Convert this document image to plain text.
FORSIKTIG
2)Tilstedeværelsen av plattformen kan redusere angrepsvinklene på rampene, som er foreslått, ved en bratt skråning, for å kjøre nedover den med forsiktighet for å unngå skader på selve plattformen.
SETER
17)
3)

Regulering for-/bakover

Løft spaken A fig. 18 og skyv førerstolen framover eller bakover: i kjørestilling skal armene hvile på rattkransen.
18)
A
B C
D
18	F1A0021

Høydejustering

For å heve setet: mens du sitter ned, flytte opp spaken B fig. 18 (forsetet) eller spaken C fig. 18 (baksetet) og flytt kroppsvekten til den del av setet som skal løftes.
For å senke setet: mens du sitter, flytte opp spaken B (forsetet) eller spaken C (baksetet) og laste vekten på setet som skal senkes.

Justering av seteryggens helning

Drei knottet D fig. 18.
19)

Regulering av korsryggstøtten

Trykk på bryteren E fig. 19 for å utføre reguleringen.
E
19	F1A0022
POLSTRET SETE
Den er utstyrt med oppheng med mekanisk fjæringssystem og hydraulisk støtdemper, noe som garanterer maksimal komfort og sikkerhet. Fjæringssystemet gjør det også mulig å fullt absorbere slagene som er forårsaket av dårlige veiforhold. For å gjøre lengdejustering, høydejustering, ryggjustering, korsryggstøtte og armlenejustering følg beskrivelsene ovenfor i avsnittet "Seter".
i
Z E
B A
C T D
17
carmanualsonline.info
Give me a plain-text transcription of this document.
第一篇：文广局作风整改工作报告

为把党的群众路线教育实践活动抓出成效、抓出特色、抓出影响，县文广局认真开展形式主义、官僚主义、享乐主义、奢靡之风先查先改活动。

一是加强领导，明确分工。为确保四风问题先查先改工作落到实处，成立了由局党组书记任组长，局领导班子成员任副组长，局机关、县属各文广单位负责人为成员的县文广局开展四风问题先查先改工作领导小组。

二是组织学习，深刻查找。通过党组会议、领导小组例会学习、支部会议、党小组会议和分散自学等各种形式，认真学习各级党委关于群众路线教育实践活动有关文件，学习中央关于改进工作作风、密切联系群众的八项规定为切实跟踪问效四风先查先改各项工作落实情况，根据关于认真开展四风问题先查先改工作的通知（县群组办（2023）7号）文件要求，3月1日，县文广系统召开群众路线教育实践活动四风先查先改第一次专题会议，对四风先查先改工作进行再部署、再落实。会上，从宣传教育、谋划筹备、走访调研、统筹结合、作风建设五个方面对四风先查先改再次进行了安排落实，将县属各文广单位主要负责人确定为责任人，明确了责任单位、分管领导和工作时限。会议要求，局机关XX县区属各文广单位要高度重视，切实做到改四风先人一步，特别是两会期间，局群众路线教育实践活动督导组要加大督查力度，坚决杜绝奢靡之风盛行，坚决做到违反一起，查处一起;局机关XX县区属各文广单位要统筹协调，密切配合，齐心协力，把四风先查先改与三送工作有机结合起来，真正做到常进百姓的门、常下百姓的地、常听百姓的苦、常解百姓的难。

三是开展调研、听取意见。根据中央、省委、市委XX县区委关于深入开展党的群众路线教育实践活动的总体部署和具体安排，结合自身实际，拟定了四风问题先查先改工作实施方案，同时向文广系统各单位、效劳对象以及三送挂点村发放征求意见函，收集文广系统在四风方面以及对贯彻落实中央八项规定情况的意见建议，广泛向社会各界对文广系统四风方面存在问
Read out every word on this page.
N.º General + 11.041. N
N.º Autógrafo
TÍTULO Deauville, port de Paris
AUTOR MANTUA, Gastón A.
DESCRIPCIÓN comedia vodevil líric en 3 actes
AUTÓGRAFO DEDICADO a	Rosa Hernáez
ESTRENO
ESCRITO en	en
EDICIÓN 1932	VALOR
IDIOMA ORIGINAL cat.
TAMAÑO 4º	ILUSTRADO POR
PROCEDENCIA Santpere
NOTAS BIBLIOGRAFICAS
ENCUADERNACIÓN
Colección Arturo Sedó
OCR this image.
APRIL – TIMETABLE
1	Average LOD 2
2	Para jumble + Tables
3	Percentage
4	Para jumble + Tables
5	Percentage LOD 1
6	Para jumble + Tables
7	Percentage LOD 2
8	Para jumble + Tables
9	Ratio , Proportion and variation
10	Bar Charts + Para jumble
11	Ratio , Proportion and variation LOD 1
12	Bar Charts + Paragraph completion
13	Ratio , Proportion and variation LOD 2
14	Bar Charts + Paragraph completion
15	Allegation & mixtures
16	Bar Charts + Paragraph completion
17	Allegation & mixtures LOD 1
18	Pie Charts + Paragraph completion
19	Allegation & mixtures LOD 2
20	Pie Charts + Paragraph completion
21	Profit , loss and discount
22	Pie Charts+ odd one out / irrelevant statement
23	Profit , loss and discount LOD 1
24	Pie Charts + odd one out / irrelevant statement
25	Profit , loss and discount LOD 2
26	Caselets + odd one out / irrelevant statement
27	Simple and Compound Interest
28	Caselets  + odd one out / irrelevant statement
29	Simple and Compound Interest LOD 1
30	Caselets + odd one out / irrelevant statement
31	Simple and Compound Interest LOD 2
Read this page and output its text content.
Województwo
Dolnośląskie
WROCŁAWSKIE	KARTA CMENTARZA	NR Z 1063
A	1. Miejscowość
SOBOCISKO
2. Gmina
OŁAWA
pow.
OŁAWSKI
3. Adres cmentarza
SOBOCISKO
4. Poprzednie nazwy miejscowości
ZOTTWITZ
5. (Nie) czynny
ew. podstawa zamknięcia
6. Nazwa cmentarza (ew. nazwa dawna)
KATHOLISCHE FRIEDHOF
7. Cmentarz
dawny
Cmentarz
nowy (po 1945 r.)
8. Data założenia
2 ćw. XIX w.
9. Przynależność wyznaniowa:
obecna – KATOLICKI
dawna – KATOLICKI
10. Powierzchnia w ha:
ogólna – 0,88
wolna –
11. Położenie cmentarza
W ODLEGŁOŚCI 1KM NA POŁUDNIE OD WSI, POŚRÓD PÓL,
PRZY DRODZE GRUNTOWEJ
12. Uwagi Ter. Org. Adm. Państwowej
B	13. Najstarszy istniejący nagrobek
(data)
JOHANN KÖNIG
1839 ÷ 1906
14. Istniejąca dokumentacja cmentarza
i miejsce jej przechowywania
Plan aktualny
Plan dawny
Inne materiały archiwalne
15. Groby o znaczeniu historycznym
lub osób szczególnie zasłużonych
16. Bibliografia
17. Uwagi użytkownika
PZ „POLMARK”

::::

*Task directions:*
Return the full listing, character for character.

*Task answer:*
Convert this document image to plain text.
FORSIKTIG
2)Tilstedeværelsen av plattformen kan redusere angrepsvinklene på rampene, som er foreslått, ved en bratt skråning, for å kjøre nedover den med forsiktighet for å unngå skader på selve plattformen.
SETER
17)
3)

Regulering for-/bakover

Løft spaken A fig. 18 og skyv førerstolen framover eller bakover: i kjørestilling skal armene hvile på rattkransen.
18)
A
B C
D
18	F1A0021

Høydejustering

For å heve setet: mens du sitter ned, flytte opp spaken B fig. 18 (forsetet) eller spaken C fig. 18 (baksetet) og flytt kroppsvekten til den del av setet som skal løftes.
For å senke setet: mens du sitter, flytte opp spaken B (forsetet) eller spaken C (baksetet) og laste vekten på setet som skal senkes.

Justering av seteryggens helning

Drei knottet D fig. 18.
19)

Regulering av korsryggstøtten

Trykk på bryteren E fig. 19 for å utføre reguleringen.
E
19	F1A0022
POLSTRET SETE
Den er utstyrt med oppheng med mekanisk fjæringssystem og hydraulisk støtdemper, noe som garanterer maksimal komfort og sikkerhet. Fjæringssystemet gjør det også mulig å fullt absorbere slagene som er forårsaket av dårlige veiforhold. For å gjøre lengdejustering, høydejustering, ryggjustering, korsryggstøtte og armlenejustering følg beskrivelsene ovenfor i avsnittet "Seter".
i
Z E
B A
C T D
17
carmanualsonline.info
Give me a plain-text transcription of this document.
第一篇：文广局作风整改工作报告

为把党的群众路线教育实践活动抓出成效、抓出特色、抓出影响，县文广局认真开展形式主义、官僚主义、享乐主义、奢靡之风先查先改活动。

一是加强领导，明确分工。为确保四风问题先查先改工作落到实处，成立了由局党组书记任组长，局领导班子成员任副组长，局机关、县属各文广单位负责人为成员的县文广局开展四风问题先查先改工作领导小组。

二是组织学习，深刻查找。通过党组会议、领导小组例会学习、支部会议、党小组会议和分散自学等各种形式，认真学习各级党委关于群众路线教育实践活动有关文件，学习中央关于改进工作作风、密切联系群众的八项规定为切实跟踪问效四风先查先改各项工作落实情况，根据关于认真开展四风问题先查先改工作的通知（县群组办（2023）7号）文件要求，3月1日，县文广系统召开群众路线教育实践活动四风先查先改第一次专题会议，对四风先查先改工作进行再部署、再落实。会上，从宣传教育、谋划筹备、走访调研、统筹结合、作风建设五个方面对四风先查先改再次进行了安排落实，将县属各文广单位主要负责人确定为责任人，明确了责任单位、分管领导和工作时限。会议要求，局机关XX县区属各文广单位要高度重视，切实做到改四风先人一步，特别是两会期间，局群众路线教育实践活动督导组要加大督查力度，坚决杜绝奢靡之风盛行，坚决做到违反一起，查处一起;局机关XX县区属各文广单位要统筹协调，密切配合，齐心协力，把四风先查先改与三送工作有机结合起来，真正做到常进百姓的门、常下百姓的地、常听百姓的苦、常解百姓的难。

三是开展调研、听取意见。根据中央、省委、市委XX县区委关于深入开展党的群众路线教育实践活动的总体部署和具体安排，结合自身实际，拟定了四风问题先查先改工作实施方案，同时向文广系统各单位、效劳对象以及三送挂点村发放征求意见函，收集文广系统在四风方面以及对贯彻落实中央八项规定情况的意见建议，广泛向社会各界对文广系统四风方面存在问
Read out every word on this page.
N.º General + 11.041. N
N.º Autógrafo
TÍTULO Deauville, port de Paris
AUTOR MANTUA, Gastón A.
DESCRIPCIÓN comedia vodevil líric en 3 actes
AUTÓGRAFO DEDICADO a	Rosa Hernáez
ESTRENO
ESCRITO en	en
EDICIÓN 1932	VALOR
IDIOMA ORIGINAL cat.
TAMAÑO 4º	ILUSTRADO POR
PROCEDENCIA Santpere
NOTAS BIBLIOGRAFICAS
ENCUADERNACIÓN
Colección Arturo Sedó
OCR this image.
APRIL – TIMETABLE
1	Average LOD 2
2	Para jumble + Tables
3	Percentage
4	Para jumble + Tables
5	Percentage LOD 1
6	Para jumble + Tables
7	Percentage LOD 2
8	Para jumble + Tables
9	Ratio , Proportion and variation
10	Bar Charts + Para jumble
11	Ratio , Proportion and variation LOD 1
12	Bar Charts + Paragraph completion
13	Ratio , Proportion and variation LOD 2
14	Bar Charts + Paragraph completion
15	Allegation & mixtures
16	Bar Charts + Paragraph completion
17	Allegation & mixtures LOD 1
18	Pie Charts + Paragraph completion
19	Allegation & mixtures LOD 2
20	Pie Charts + Paragraph completion
21	Profit , loss and discount
22	Pie Charts+ odd one out / irrelevant statement
23	Profit , loss and discount LOD 1
24	Pie Charts + odd one out / irrelevant statement
25	Profit , loss and discount LOD 2
26	Caselets + odd one out / irrelevant statement
27	Simple and Compound Interest
28	Caselets  + odd one out / irrelevant statement
29	Simple and Compound Interest LOD 1
30	Caselets + odd one out / irrelevant statement
31	Simple and Compound Interest LOD 2
Read this page and output its text content.
Województwo
Dolnośląskie
WROCŁAWSKIE	KARTA CMENTARZA	NR Z 1063
A	1. Miejscowość
SOBOCISKO
2. Gmina
OŁAWA
pow.
OŁAWSKI
3. Adres cmentarza
SOBOCISKO
4. Poprzednie nazwy miejscowości
ZOTTWITZ
5. (Nie) czynny
ew. podstawa zamknięcia
6. Nazwa cmentarza (ew. nazwa dawna)
KATHOLISCHE FRIEDHOF
7. Cmentarz
dawny
Cmentarz
nowy (po 1945 r.)
8. Data założenia
2 ćw. XIX w.
9. Przynależność wyznaniowa:
obecna – KATOLICKI
dawna – KATOLICKI
10. Powierzchnia w ha:
ogólna – 0,88
wolna –
11. Położenie cmentarza
W ODLEGŁOŚCI 1KM NA POŁUDNIE OD WSI, POŚRÓD PÓL,
PRZY DRODZE GRUNTOWEJ
12. Uwagi Ter. Org. Adm. Państwowej
B	13. Najstarszy istniejący nagrobek
(data)
JOHANN KÖNIG
1839 ÷ 1906
14. Istniejąca dokumentacja cmentarza
i miejsce jej przechowywania
Plan aktualny
Plan dawny
Inne materiały archiwalne
15. Groby o znaczeniu historycznym
lub osób szczególnie zasłużonych
16. Bibliografia
17. Uwagi użytkownika
PZ „POLMARK”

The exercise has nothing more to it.